Input for this task -
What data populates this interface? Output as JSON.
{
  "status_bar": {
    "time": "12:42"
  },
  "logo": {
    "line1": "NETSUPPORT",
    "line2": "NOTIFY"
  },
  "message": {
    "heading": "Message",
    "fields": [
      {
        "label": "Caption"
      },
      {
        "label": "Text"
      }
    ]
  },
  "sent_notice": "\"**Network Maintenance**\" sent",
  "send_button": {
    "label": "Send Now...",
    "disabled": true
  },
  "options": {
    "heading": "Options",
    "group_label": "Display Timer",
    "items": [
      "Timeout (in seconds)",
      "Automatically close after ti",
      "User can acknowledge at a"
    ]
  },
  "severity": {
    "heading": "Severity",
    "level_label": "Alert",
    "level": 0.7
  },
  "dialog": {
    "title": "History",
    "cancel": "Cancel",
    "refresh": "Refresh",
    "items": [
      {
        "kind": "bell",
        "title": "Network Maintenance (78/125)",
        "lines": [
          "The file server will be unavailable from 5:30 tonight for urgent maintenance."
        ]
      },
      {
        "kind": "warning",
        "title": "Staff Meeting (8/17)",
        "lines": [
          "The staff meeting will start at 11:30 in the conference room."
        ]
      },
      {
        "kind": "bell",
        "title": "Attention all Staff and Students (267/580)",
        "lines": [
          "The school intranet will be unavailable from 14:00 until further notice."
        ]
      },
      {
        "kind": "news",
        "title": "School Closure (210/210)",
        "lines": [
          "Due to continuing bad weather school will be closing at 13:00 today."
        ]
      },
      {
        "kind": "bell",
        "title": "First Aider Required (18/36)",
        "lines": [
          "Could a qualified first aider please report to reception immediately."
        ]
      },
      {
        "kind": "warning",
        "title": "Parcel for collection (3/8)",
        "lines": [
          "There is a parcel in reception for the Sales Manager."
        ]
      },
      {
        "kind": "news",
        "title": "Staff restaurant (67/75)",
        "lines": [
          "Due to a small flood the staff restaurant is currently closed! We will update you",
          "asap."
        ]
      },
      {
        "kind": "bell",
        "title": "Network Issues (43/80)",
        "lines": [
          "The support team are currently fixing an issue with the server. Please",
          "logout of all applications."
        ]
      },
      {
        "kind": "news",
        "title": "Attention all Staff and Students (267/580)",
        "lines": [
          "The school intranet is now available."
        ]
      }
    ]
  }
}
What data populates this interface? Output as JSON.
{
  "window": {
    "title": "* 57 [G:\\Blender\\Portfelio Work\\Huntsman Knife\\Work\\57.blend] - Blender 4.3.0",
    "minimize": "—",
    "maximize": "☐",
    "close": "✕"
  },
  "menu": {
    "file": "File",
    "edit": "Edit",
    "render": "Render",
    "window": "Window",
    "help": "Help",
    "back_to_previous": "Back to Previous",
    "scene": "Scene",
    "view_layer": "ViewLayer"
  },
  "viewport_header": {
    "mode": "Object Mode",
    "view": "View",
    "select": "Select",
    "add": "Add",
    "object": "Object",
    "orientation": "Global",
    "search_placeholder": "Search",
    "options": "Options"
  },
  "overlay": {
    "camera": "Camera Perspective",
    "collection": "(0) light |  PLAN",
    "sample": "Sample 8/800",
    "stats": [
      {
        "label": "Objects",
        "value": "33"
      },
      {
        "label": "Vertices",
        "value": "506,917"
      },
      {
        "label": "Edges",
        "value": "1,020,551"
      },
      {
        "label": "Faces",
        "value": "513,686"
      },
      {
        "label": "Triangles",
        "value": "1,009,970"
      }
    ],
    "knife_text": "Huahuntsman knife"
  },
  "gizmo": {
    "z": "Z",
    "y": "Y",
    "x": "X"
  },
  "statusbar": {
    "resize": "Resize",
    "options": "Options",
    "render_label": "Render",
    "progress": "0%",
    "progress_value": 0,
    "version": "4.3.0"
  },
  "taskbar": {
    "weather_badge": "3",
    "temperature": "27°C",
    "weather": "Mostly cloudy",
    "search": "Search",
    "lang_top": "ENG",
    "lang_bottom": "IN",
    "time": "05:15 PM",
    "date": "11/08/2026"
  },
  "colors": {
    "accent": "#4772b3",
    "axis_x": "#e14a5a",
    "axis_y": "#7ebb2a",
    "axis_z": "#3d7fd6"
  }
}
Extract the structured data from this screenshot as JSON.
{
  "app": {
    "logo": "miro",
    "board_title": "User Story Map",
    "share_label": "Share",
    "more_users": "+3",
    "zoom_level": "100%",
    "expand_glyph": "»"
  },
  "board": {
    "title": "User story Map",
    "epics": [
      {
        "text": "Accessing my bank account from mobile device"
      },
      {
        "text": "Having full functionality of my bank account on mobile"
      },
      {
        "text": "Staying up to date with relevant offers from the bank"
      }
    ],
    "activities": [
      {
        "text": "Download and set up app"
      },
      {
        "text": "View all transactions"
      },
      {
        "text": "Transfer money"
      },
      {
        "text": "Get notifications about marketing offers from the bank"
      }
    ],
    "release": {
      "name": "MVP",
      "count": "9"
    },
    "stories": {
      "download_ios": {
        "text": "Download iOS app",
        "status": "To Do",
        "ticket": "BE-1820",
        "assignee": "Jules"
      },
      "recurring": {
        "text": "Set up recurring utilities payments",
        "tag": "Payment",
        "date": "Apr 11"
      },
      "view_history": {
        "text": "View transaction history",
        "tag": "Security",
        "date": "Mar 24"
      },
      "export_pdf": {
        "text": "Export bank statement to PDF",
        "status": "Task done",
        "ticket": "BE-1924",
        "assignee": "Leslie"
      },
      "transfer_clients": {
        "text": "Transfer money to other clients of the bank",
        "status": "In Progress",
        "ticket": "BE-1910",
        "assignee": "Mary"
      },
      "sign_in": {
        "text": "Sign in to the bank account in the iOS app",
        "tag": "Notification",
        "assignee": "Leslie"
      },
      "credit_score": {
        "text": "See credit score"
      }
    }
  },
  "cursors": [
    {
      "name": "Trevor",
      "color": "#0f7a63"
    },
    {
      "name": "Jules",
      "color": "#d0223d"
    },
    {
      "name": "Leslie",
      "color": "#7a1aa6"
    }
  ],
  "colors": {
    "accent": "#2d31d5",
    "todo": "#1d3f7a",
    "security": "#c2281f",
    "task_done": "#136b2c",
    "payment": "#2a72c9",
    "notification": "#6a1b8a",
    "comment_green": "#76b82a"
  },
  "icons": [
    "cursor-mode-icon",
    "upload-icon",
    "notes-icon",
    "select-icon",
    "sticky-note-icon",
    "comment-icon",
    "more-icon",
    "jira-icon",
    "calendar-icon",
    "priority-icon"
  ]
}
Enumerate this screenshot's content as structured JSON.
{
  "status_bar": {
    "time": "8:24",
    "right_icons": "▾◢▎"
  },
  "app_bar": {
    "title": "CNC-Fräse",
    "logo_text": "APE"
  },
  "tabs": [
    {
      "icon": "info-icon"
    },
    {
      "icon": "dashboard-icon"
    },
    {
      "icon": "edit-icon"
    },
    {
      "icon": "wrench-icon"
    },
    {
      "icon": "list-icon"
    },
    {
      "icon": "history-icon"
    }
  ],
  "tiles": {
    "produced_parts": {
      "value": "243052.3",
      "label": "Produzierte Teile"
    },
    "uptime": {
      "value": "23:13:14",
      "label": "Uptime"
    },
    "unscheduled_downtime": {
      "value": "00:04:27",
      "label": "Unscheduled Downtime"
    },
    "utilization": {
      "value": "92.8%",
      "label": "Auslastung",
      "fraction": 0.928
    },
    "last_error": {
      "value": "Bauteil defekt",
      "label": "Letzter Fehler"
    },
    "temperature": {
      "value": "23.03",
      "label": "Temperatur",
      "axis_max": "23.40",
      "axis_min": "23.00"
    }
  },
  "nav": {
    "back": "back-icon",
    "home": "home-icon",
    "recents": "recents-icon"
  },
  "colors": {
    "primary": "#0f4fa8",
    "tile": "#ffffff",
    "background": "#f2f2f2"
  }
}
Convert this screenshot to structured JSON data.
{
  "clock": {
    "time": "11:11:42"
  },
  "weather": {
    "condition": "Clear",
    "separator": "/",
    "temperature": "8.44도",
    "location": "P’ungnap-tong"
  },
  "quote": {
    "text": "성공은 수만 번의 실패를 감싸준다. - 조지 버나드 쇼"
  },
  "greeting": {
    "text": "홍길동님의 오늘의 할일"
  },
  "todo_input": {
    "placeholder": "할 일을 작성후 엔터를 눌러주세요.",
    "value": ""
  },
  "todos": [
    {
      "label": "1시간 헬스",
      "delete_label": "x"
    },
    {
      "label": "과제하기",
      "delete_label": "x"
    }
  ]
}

Short exercise - Provide the number of lines containing the string "Search", with no other output.

Result of the task - 2